▸ What you will do
Below is some material; set it all down exactly, apart from the pictures.

▸ Extracted data entries

┌──

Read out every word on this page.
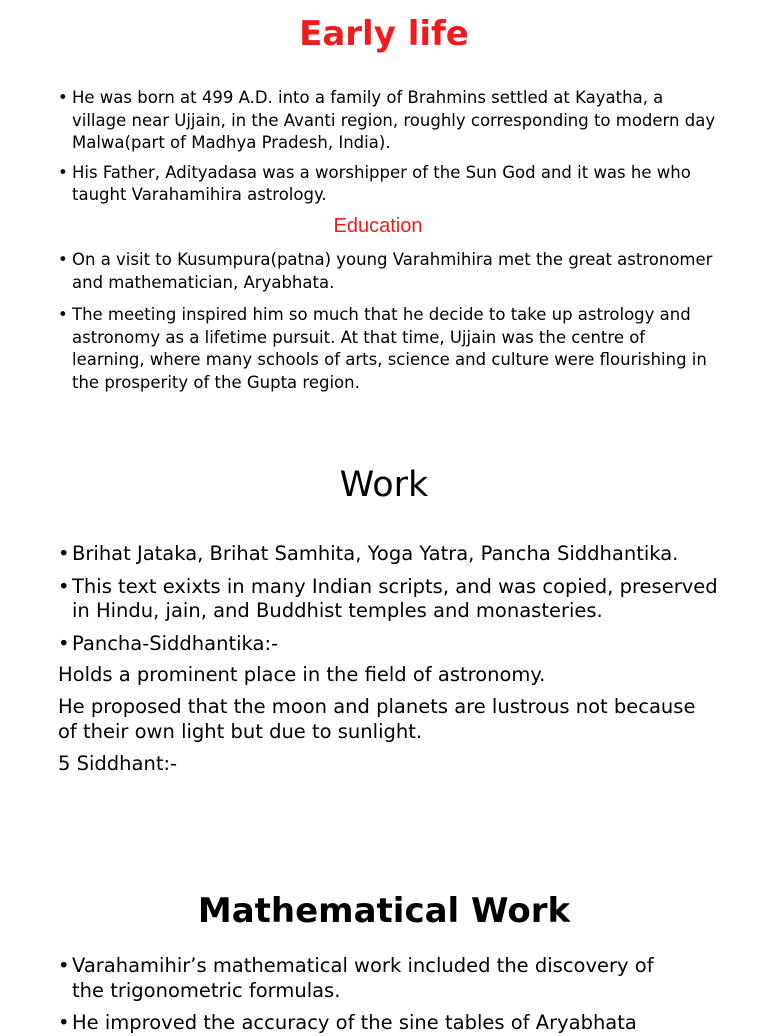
Early life
• He was born at 499 A.D. into a family of Brahmins settled at Kayatha, a village near Ujjain, in the Avanti region, roughly corresponding to modern day Malwa(part of Madhya Pradesh, India).
• His Father, Adityadasa was a worshipper of the Sun God and it was he who taught Varahamihira astrology.
Education
• On a visit to Kusumpura(patna) young Varahmihira met the great astronomer and mathematician, Aryabhata.
• The meeting inspired him so much that he decide to take up astrology and astronomy as a lifetime pursuit. At that time, Ujjain was the centre of learning, where many schools of arts, science and culture were flourishing in the prosperity of the Gupta region.
Work
• Brihat Jataka, Brihat Samhita, Yoga Yatra, Pancha Siddhantika.
• This text exixts in many Indian scripts, and was copied, preserved in Hindu, jain, and Buddhist temples and monasteries.
• Pancha-Siddhantika:-

Holds a prominent place in the field of astronomy.

He proposed that the moon and planets are lustrous not because of their own light but due to sunlight.

5 Siddhant:-

Mathematical Work
• Varahamihir’s mathematical work included the discovery of the trigonometric formulas.
• He improved the accuracy of the sine tables of Aryabhata
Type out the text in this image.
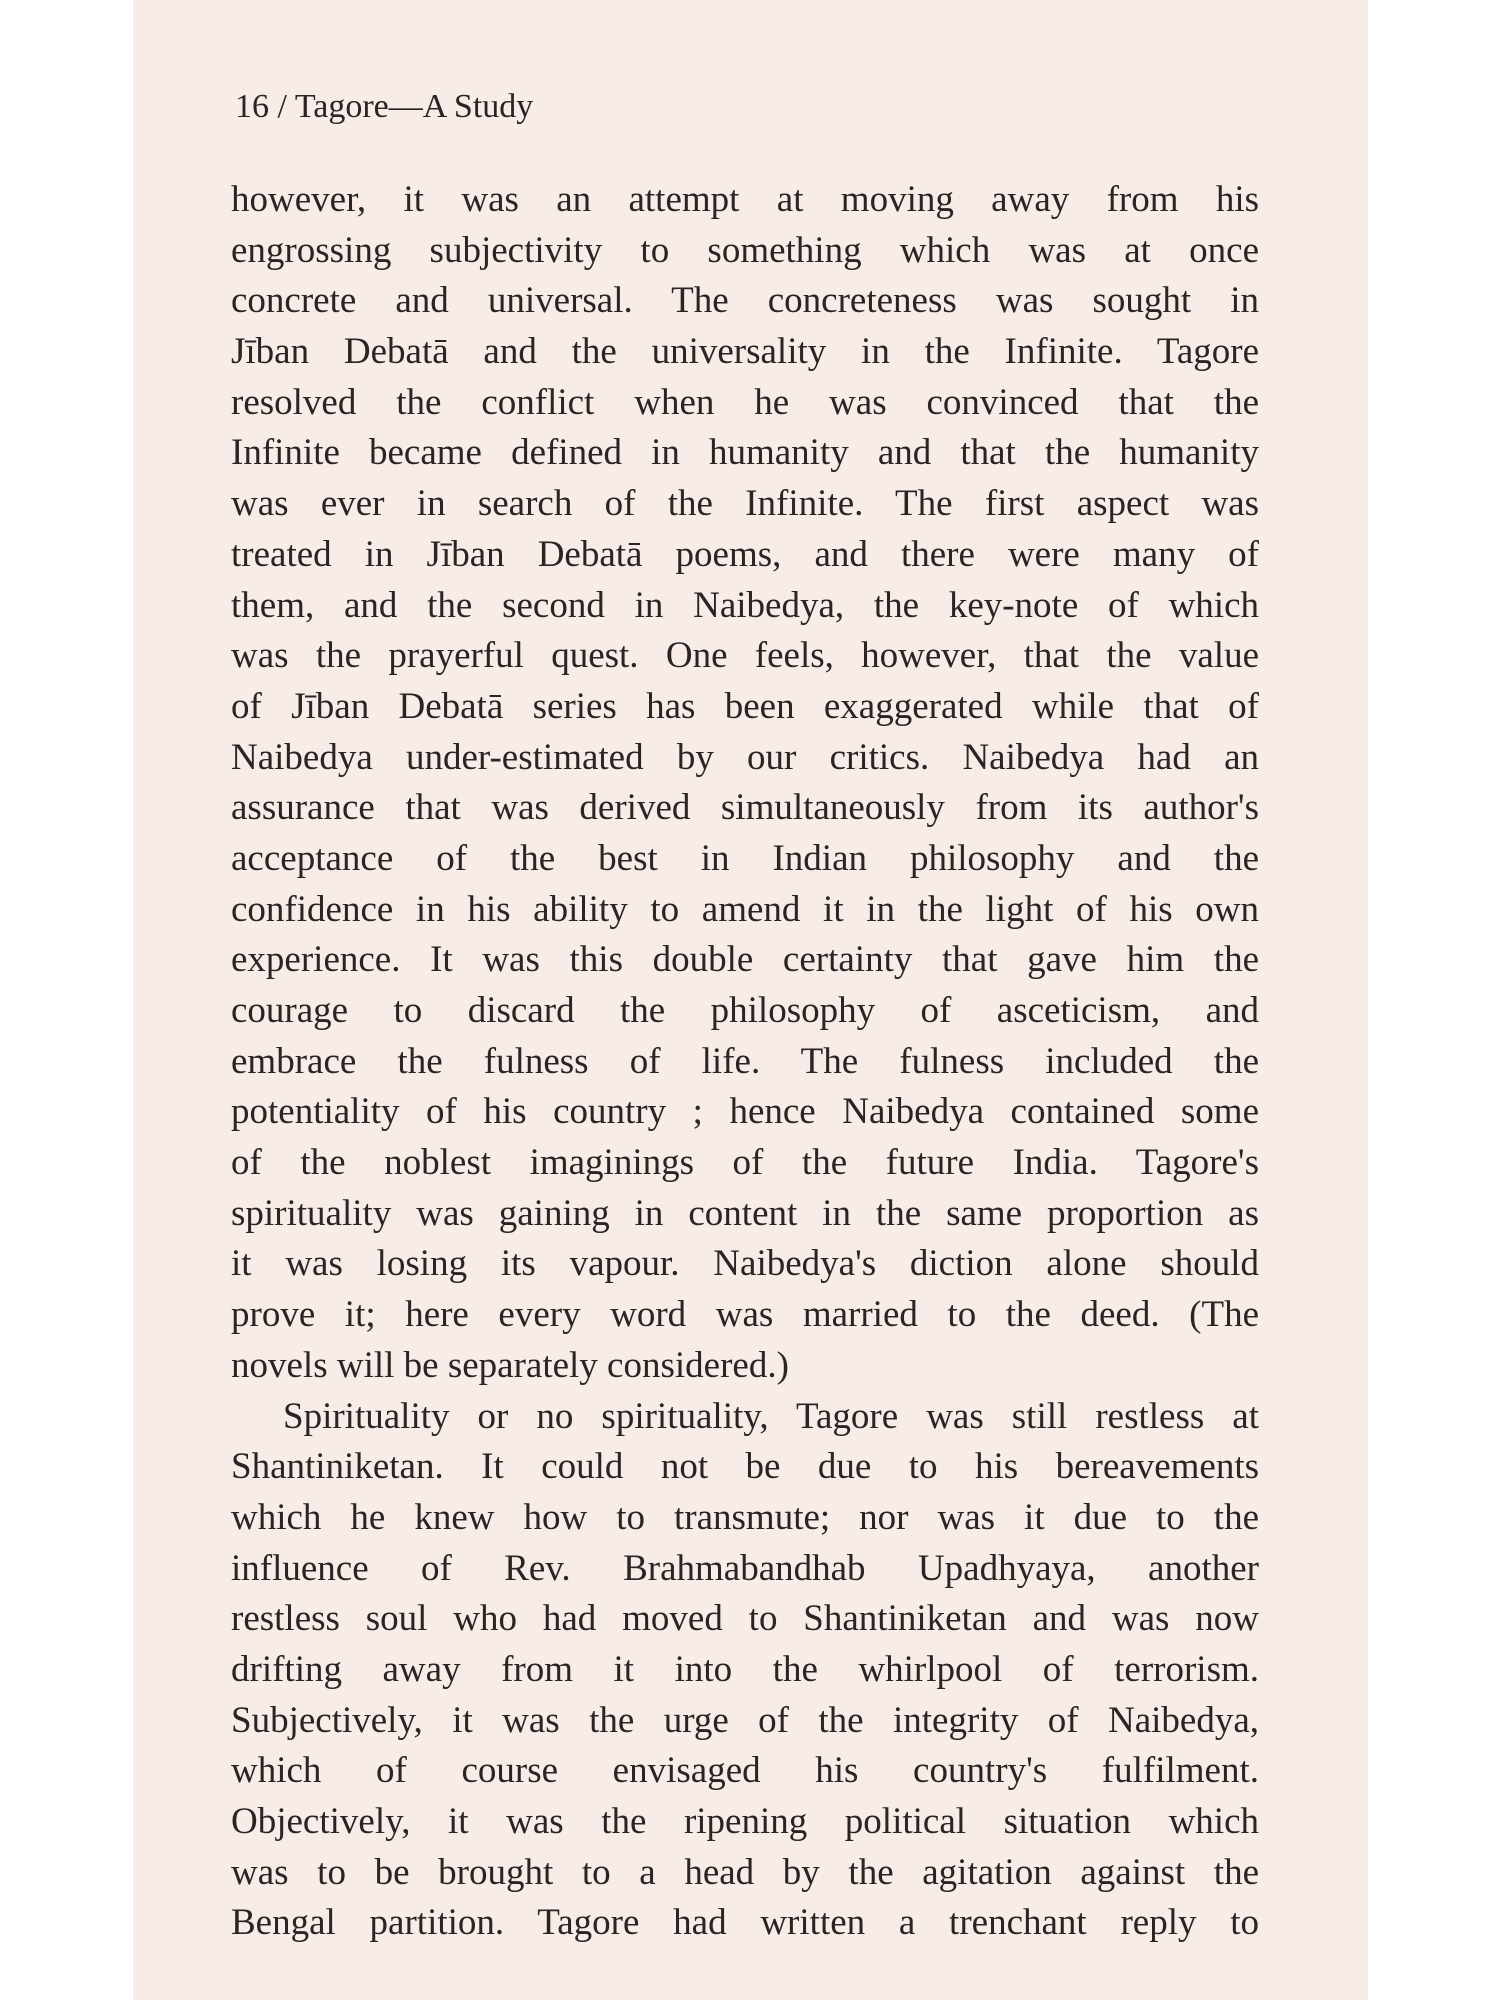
16 / Tagore—A Study
however, it was an attempt at moving away from his
engrossing subjectivity to something which was at once
concrete and universal. The concreteness was sought in
Jīban Debatā and the universality in the Infinite. Tagore
resolved the conflict when he was convinced that the
Infinite became defined in humanity and that the humanity
was ever in search of the Infinite. The first aspect was
treated in Jīban Debatā poems, and there were many of
them, and the second in Naibedya, the key-note of which
was the prayerful quest. One feels, however, that the value
of Jīban Debatā series has been exaggerated while that of
Naibedya under-estimated by our critics. Naibedya had an
assurance that was derived simultaneously from its author's
acceptance of the best in Indian philosophy and the
confidence in his ability to amend it in the light of his own
experience. It was this double certainty that gave him the
courage to discard the philosophy of asceticism, and
embrace the fulness of life. The fulness included the
potentiality of his country ; hence Naibedya contained some
of the noblest imaginings of the future India. Tagore's
spirituality was gaining in content in the same proportion as
it was losing its vapour. Naibedya's diction alone should
prove it; here every word was married to the deed. (The
novels will be separately considered.)
Spirituality or no spirituality, Tagore was still restless at
Shantiniketan. It could not be due to his bereavements
which he knew how to transmute; nor was it due to the
influence of Rev. Brahmabandhab Upadhyaya, another
restless soul who had moved to Shantiniketan and was now
drifting away from it into the whirlpool of terrorism.
Subjectively, it was the urge of the integrity of Naibedya,
which of course envisaged his country's fulfilment.
Objectively, it was the ripening political situation which
was to be brought to a head by the agitation against the
Bengal partition. Tagore had written a trenchant reply to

└──

▸ Output below
Read out every word on this page.
Early life
• He was born at 499 A.D. into a family of Brahmins settled at Kayatha, a village near Ujjain, in the Avanti region, roughly corresponding to modern day Malwa(part of Madhya Pradesh, India).
• His Father, Adityadasa was a worshipper of the Sun God and it was he who taught Varahamihira astrology.
Education
• On a visit to Kusumpura(patna) young Varahmihira met the great astronomer and mathematician, Aryabhata.
• The meeting inspired him so much that he decide to take up astrology and astronomy as a lifetime pursuit. At that time, Ujjain was the centre of learning, where many schools of arts, science and culture were flourishing in the prosperity of the Gupta region.
Work
• Brihat Jataka, Brihat Samhita, Yoga Yatra, Pancha Siddhantika.
• This text exixts in many Indian scripts, and was copied, preserved in Hindu, jain, and Buddhist temples and monasteries.
• Pancha-Siddhantika:-

Holds a prominent place in the field of astronomy.

He proposed that the moon and planets are lustrous not because of their own light but due to sunlight.

5 Siddhant:-

Mathematical Work
• Varahamihir’s mathematical work included the discovery of the trigonometric formulas.
• He improved the accuracy of the sine tables of Aryabhata
Type out the text in this image.
16 / Tagore—A Study
however, it was an attempt at moving away from his
engrossing subjectivity to something which was at once
concrete and universal. The concreteness was sought in
Jīban Debatā and the universality in the Infinite. Tagore
resolved the conflict when he was convinced that the
Infinite became defined in humanity and that the humanity
was ever in search of the Infinite. The first aspect was
treated in Jīban Debatā poems, and there were many of
them, and the second in Naibedya, the key-note of which
was the prayerful quest. One feels, however, that the value
of Jīban Debatā series has been exaggerated while that of
Naibedya under-estimated by our critics. Naibedya had an
assurance that was derived simultaneously from its author's
acceptance of the best in Indian philosophy and the
confidence in his ability to amend it in the light of his own
experience. It was this double certainty that gave him the
courage to discard the philosophy of asceticism, and
embrace the fulness of life. The fulness included the
potentiality of his country ; hence Naibedya contained some
of the noblest imaginings of the future India. Tagore's
spirituality was gaining in content in the same proportion as
it was losing its vapour. Naibedya's diction alone should
prove it; here every word was married to the deed. (The
novels will be separately considered.)
Spirituality or no spirituality, Tagore was still restless at
Shantiniketan. It could not be due to his bereavements
which he knew how to transmute; nor was it due to the
influence of Rev. Brahmabandhab Upadhyaya, another
restless soul who had moved to Shantiniketan and was now
drifting away from it into the whirlpool of terrorism.
Subjectively, it was the urge of the integrity of Naibedya,
which of course envisaged his country's fulfilment.
Objectively, it was the ripening political situation which
was to be brought to a head by the agitation against the
Bengal partition. Tagore had written a trenchant reply to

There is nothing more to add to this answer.